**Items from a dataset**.
──────────────────────────────

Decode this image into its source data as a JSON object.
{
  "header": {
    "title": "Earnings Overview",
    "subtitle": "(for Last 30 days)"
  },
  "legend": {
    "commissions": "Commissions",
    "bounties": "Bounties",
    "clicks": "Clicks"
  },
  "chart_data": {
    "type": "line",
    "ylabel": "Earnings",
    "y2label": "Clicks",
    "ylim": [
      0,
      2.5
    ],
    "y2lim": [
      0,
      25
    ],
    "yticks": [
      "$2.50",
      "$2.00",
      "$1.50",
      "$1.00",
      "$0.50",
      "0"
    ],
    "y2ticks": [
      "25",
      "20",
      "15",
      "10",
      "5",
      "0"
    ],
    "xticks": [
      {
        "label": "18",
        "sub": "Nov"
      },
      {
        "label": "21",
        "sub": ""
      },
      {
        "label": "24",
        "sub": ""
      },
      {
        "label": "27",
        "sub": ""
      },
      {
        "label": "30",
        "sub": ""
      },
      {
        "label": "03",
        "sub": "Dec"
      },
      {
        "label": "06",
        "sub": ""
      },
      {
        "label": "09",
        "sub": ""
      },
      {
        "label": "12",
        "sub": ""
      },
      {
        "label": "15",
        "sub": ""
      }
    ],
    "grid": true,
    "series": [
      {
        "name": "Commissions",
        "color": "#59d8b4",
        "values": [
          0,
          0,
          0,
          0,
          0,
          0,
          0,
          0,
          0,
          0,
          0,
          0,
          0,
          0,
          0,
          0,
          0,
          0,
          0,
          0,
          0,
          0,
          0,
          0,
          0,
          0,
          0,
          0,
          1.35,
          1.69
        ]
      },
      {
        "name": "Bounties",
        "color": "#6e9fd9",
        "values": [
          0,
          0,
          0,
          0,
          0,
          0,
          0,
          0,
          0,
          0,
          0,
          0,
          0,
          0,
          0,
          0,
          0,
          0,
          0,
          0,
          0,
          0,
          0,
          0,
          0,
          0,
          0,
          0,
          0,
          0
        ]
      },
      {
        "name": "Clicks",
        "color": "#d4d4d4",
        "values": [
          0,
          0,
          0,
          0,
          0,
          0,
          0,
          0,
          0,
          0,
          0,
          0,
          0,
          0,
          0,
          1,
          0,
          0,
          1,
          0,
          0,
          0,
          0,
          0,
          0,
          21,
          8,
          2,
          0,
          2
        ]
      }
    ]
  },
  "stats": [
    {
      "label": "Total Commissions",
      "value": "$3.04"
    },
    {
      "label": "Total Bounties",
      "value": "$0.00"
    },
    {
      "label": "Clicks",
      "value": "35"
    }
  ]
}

──────────────────────────────

**The problem**. All of the material above needs to be copied exactly.

**Complete output**.
Decode this image into its source data as a JSON object.
{
  "header": {
    "title": "Earnings Overview",
    "subtitle": "(for Last 30 days)"
  },
  "legend": {
    "commissions": "Commissions",
    "bounties": "Bounties",
    "clicks": "Clicks"
  },
  "chart_data": {
    "type": "line",
    "ylabel": "Earnings",
    "y2label": "Clicks",
    "ylim": [
      0,
      2.5
    ],
    "y2lim": [
      0,
      25
    ],
    "yticks": [
      "$2.50",
      "$2.00",
      "$1.50",
      "$1.00",
      "$0.50",
      "0"
    ],
    "y2ticks": [
      "25",
      "20",
      "15",
      "10",
      "5",
      "0"
    ],
    "xticks": [
      {
        "label": "18",
        "sub": "Nov"
      },
      {
        "label": "21",
        "sub": ""
      },
      {
        "label": "24",
        "sub": ""
      },
      {
        "label": "27",
        "sub": ""
      },
      {
        "label": "30",
        "sub": ""
      },
      {
        "label": "03",
        "sub": "Dec"
      },
      {
        "label": "06",
        "sub": ""
      },
      {
        "label": "09",
        "sub": ""
      },
      {
        "label": "12",
        "sub": ""
      },
      {
        "label": "15",
        "sub": ""
      }
    ],
    "grid": true,
    "series": [
      {
        "name": "Commissions",
        "color": "#59d8b4",
        "values": [
          0,
          0,
          0,
          0,
          0,
          0,
          0,
          0,
          0,
          0,
          0,
          0,
          0,
          0,
          0,
          0,
          0,
          0,
          0,
          0,
          0,
          0,
          0,
          0,
          0,
          0,
          0,
          0,
          1.35,
          1.69
        ]
      },
      {
        "name": "Bounties",
        "color": "#6e9fd9",
        "values": [
          0,
          0,
          0,
          0,
          0,
          0,
          0,
          0,
          0,
          0,
          0,
          0,
          0,
          0,
          0,
          0,
          0,
          0,
          0,
          0,
          0,
          0,
          0,
          0,
          0,
          0,
          0,
          0,
          0,
          0
        ]
      },
      {
        "name": "Clicks",
        "color": "#d4d4d4",
        "values": [
          0,
          0,
          0,
          0,
          0,
          0,
          0,
          0,
          0,
          0,
          0,
          0,
          0,
          0,
          0,
          1,
          0,
          0,
          1,
          0,
          0,
          0,
          0,
          0,
          0,
          21,
          8,
          2,
          0,
          2
        ]
      }
    ]
  },
  "stats": [
    {
      "label": "Total Commissions",
      "value": "$3.04"
    },
    {
      "label": "Total Bounties",
      "value": "$0.00"
    },
    {
      "label": "Clicks",
      "value": "35"
    }
  ]
}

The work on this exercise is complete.